**Data records**.
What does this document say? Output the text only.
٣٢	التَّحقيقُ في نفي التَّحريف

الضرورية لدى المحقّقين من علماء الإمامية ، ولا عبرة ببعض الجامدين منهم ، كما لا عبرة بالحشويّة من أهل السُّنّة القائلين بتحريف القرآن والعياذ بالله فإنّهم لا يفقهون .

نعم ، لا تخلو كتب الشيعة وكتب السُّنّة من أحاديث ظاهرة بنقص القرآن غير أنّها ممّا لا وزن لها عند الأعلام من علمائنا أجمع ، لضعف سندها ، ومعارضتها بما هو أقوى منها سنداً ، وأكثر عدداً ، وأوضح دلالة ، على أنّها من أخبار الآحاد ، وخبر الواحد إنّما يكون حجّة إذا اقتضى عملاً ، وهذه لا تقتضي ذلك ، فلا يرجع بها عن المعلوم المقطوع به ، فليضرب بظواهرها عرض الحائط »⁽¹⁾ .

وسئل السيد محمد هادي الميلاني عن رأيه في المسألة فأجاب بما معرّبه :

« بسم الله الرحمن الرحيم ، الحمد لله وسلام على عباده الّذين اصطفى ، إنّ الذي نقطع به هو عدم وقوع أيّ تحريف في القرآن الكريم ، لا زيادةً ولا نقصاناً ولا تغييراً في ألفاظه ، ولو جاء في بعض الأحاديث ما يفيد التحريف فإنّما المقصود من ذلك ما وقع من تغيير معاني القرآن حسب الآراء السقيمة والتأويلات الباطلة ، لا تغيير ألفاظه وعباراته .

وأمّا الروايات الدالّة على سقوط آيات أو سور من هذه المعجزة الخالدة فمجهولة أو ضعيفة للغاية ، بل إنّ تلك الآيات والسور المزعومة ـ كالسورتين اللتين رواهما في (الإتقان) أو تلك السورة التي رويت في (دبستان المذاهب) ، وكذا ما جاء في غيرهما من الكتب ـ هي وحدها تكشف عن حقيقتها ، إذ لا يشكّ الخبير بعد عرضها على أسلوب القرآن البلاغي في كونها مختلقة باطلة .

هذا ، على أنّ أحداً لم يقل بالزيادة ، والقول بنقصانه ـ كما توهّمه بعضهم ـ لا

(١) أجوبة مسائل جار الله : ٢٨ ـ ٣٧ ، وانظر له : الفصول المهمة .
---
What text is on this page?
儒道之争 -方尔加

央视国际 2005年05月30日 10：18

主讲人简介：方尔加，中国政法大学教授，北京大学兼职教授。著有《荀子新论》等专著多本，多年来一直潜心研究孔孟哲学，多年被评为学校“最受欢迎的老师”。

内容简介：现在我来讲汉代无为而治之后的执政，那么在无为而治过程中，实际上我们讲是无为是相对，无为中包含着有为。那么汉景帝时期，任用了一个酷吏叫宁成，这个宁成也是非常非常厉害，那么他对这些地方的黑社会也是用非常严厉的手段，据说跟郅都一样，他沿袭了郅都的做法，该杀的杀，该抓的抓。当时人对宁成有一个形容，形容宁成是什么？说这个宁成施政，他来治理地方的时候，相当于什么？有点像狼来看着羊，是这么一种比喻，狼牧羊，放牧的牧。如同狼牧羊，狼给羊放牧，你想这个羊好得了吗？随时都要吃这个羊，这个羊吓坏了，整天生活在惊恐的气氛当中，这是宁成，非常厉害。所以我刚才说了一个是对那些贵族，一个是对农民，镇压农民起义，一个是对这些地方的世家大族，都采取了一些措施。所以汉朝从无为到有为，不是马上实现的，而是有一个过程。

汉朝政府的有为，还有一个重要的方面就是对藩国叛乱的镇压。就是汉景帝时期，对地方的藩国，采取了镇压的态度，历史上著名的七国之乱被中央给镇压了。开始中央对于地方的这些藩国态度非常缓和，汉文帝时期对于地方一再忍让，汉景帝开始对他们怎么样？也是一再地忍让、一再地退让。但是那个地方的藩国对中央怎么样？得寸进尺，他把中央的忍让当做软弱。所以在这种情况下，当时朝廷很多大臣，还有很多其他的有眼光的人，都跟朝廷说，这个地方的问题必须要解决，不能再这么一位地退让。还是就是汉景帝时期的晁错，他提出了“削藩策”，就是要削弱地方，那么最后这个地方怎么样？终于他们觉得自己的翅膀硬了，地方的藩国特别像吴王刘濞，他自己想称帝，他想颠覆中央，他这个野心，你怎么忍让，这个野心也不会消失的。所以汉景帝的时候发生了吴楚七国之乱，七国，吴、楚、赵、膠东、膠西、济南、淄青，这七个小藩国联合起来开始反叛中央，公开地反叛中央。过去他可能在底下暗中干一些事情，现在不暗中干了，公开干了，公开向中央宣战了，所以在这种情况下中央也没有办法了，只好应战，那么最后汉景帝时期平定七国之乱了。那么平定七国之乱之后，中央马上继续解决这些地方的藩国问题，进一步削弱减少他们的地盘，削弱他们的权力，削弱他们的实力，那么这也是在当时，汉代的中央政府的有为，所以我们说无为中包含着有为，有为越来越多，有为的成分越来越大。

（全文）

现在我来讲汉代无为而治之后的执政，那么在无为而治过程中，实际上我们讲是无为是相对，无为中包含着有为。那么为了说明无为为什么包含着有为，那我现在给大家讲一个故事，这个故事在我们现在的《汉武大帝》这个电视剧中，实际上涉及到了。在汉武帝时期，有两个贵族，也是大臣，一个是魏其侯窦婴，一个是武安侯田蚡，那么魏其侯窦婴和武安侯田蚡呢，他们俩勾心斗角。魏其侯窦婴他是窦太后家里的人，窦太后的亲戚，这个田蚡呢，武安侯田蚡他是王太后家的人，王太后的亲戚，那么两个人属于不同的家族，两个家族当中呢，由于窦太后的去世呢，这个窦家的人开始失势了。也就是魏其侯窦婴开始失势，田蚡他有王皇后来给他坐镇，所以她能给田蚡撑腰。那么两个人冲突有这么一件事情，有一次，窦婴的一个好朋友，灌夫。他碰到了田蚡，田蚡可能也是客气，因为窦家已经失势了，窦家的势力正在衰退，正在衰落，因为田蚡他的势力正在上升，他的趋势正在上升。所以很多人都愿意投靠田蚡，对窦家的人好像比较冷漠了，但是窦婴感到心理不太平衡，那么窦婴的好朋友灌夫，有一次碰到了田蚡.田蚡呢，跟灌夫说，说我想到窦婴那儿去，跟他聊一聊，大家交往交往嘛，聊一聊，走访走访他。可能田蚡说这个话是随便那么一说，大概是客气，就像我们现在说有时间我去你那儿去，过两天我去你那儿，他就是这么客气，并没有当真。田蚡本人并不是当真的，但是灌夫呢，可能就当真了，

**Stated goal**. Select all lines in the listing that include the word "What".

**Output of the task**.
What does this document say? Output the text only.
What text is on this page?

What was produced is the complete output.